Records contained in a dataset:

** BEGIN **

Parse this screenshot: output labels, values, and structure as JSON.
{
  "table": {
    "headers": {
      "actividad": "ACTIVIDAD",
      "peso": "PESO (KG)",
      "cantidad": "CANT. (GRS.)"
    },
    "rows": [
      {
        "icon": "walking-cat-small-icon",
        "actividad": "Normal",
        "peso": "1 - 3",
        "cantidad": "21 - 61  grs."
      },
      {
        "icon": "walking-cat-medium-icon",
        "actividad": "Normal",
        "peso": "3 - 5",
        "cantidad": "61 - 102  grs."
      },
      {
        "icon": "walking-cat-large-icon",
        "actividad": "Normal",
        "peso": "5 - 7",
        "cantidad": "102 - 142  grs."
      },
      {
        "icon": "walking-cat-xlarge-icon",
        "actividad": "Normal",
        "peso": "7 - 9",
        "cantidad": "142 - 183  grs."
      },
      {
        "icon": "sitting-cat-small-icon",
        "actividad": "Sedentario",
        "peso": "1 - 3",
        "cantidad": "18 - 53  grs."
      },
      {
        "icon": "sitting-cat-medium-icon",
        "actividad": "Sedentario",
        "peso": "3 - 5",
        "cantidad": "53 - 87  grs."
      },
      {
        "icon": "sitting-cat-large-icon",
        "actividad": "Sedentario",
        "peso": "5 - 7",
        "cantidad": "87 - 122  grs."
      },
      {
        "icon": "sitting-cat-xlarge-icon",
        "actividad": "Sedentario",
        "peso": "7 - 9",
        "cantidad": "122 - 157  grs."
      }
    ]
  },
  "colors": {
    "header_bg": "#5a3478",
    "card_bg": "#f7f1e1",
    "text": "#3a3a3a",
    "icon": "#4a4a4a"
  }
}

** END **

Given instruction: Every line above that contains the word "sitting" should be reported.

Output of the exercise:
        "icon": "sitting-cat-small-icon",
        "icon": "sitting-cat-medium-icon",
        "icon": "sitting-cat-large-icon",
        "icon": "sitting-cat-xlarge-icon",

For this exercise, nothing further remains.